Transcribe the entries below exactly.

(Recorded data)
• • • • • • •
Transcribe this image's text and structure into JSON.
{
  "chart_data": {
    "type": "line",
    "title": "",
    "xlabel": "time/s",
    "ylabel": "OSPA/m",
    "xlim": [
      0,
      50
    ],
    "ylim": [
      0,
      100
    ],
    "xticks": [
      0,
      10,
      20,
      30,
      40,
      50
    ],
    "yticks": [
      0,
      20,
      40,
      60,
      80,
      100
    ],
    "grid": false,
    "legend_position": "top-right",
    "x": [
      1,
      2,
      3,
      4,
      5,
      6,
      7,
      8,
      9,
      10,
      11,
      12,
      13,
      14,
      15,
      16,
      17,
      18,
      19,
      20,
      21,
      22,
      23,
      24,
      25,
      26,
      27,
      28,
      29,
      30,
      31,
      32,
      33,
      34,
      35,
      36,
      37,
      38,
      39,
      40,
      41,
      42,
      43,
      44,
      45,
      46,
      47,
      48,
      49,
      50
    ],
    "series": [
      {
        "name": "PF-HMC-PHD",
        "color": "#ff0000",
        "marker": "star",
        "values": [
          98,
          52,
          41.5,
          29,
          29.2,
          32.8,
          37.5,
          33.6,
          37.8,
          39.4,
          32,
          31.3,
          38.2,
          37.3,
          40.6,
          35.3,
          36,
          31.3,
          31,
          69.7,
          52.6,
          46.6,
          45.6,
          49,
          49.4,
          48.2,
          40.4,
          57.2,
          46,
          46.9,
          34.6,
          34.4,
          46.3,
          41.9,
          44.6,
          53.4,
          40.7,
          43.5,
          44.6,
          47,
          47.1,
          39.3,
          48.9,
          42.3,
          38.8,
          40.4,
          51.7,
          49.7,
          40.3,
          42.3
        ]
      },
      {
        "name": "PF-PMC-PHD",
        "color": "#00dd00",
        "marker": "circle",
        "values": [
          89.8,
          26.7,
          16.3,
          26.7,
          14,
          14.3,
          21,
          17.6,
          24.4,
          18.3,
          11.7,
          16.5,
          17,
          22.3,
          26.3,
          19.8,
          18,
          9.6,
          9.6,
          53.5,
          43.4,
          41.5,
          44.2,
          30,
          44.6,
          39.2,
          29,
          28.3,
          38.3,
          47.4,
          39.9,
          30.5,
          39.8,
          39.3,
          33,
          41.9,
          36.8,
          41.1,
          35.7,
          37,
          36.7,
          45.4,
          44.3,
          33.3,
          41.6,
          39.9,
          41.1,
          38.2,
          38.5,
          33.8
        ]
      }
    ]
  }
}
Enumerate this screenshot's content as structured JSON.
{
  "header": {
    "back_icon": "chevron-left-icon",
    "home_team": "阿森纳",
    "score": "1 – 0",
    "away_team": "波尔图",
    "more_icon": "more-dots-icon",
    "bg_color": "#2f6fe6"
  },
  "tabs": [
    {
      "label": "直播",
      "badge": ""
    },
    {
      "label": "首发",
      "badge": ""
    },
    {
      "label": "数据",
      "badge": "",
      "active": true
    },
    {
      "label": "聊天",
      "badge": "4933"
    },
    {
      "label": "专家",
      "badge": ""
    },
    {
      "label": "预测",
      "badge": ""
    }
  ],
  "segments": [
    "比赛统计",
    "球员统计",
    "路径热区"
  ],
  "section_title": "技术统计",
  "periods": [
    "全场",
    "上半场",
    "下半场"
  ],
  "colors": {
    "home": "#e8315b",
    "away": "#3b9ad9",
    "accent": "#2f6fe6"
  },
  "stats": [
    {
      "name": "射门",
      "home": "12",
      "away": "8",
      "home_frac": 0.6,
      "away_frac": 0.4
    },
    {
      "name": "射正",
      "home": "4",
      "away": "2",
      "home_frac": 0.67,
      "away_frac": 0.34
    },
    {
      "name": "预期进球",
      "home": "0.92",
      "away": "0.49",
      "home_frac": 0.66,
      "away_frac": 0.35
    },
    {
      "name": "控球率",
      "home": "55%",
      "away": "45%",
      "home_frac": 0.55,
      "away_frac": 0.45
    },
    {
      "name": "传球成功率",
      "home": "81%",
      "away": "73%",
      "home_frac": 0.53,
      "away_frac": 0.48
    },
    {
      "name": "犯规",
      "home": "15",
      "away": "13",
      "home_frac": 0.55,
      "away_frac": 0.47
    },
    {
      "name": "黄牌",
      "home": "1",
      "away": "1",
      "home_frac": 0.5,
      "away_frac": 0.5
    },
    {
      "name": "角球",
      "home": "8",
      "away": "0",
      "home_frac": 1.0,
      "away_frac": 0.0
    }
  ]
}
• • • • • • •
» **Answer**
Transcribe this image's text and structure into JSON.
{
  "chart_data": {
    "type": "line",
    "title": "",
    "xlabel": "time/s",
    "ylabel": "OSPA/m",
    "xlim": [
      0,
      50
    ],
    "ylim": [
      0,
      100
    ],
    "xticks": [
      0,
      10,
      20,
      30,
      40,
      50
    ],
    "yticks": [
      0,
      20,
      40,
      60,
      80,
      100
    ],
    "grid": false,
    "legend_position": "top-right",
    "x": [
      1,
      2,
      3,
      4,
      5,
      6,
      7,
      8,
      9,
      10,
      11,
      12,
      13,
      14,
      15,
      16,
      17,
      18,
      19,
      20,
      21,
      22,
      23,
      24,
      25,
      26,
      27,
      28,
      29,
      30,
      31,
      32,
      33,
      34,
      35,
      36,
      37,
      38,
      39,
      40,
      41,
      42,
      43,
      44,
      45,
      46,
      47,
      48,
      49,
      50
    ],
    "series": [
      {
        "name": "PF-HMC-PHD",
        "color": "#ff0000",
        "marker": "star",
        "values": [
          98,
          52,
          41.5,
          29,
          29.2,
          32.8,
          37.5,
          33.6,
          37.8,
          39.4,
          32,
          31.3,
          38.2,
          37.3,
          40.6,
          35.3,
          36,
          31.3,
          31,
          69.7,
          52.6,
          46.6,
          45.6,
          49,
          49.4,
          48.2,
          40.4,
          57.2,
          46,
          46.9,
          34.6,
          34.4,
          46.3,
          41.9,
          44.6,
          53.4,
          40.7,
          43.5,
          44.6,
          47,
          47.1,
          39.3,
          48.9,
          42.3,
          38.8,
          40.4,
          51.7,
          49.7,
          40.3,
          42.3
        ]
      },
      {
        "name": "PF-PMC-PHD",
        "color": "#00dd00",
        "marker": "circle",
        "values": [
          89.8,
          26.7,
          16.3,
          26.7,
          14,
          14.3,
          21,
          17.6,
          24.4,
          18.3,
          11.7,
          16.5,
          17,
          22.3,
          26.3,
          19.8,
          18,
          9.6,
          9.6,
          53.5,
          43.4,
          41.5,
          44.2,
          30,
          44.6,
          39.2,
          29,
          28.3,
          38.3,
          47.4,
          39.9,
          30.5,
          39.8,
          39.3,
          33,
          41.9,
          36.8,
          41.1,
          35.7,
          37,
          36.7,
          45.4,
          44.3,
          33.3,
          41.6,
          39.9,
          41.1,
          38.2,
          38.5,
          33.8
        ]
      }
    ]
  }
}
Enumerate this screenshot's content as structured JSON.
{
  "header": {
    "back_icon": "chevron-left-icon",
    "home_team": "阿森纳",
    "score": "1 – 0",
    "away_team": "波尔图",
    "more_icon": "more-dots-icon",
    "bg_color": "#2f6fe6"
  },
  "tabs": [
    {
      "label": "直播",
      "badge": ""
    },
    {
      "label": "首发",
      "badge": ""
    },
    {
      "label": "数据",
      "badge": "",
      "active": true
    },
    {
      "label": "聊天",
      "badge": "4933"
    },
    {
      "label": "专家",
      "badge": ""
    },
    {
      "label": "预测",
      "badge": ""
    }
  ],
  "segments": [
    "比赛统计",
    "球员统计",
    "路径热区"
  ],
  "section_title": "技术统计",
  "periods": [
    "全场",
    "上半场",
    "下半场"
  ],
  "colors": {
    "home": "#e8315b",
    "away": "#3b9ad9",
    "accent": "#2f6fe6"
  },
  "stats": [
    {
      "name": "射门",
      "home": "12",
      "away": "8",
      "home_frac": 0.6,
      "away_frac": 0.4
    },
    {
      "name": "射正",
      "home": "4",
      "away": "2",
      "home_frac": 0.67,
      "away_frac": 0.34
    },
    {
      "name": "预期进球",
      "home": "0.92",
      "away": "0.49",
      "home_frac": 0.66,
      "away_frac": 0.35
    },
    {
      "name": "控球率",
      "home": "55%",
      "away": "45%",
      "home_frac": 0.55,
      "away_frac": 0.45
    },
    {
      "name": "传球成功率",
      "home": "81%",
      "away": "73%",
      "home_frac": 0.53,
      "away_frac": 0.48
    },
    {
      "name": "犯规",
      "home": "15",
      "away": "13",
      "home_frac": 0.55,
      "away_frac": 0.47
    },
    {
      "name": "黄牌",
      "home": "1",
      "away": "1",
      "home_frac": 0.5,
      "away_frac": 0.5
    },
    {
      "name": "角球",
      "home": "8",
      "away": "0",
      "home_frac": 1.0,
      "away_frac": 0.0
    }
  ]
}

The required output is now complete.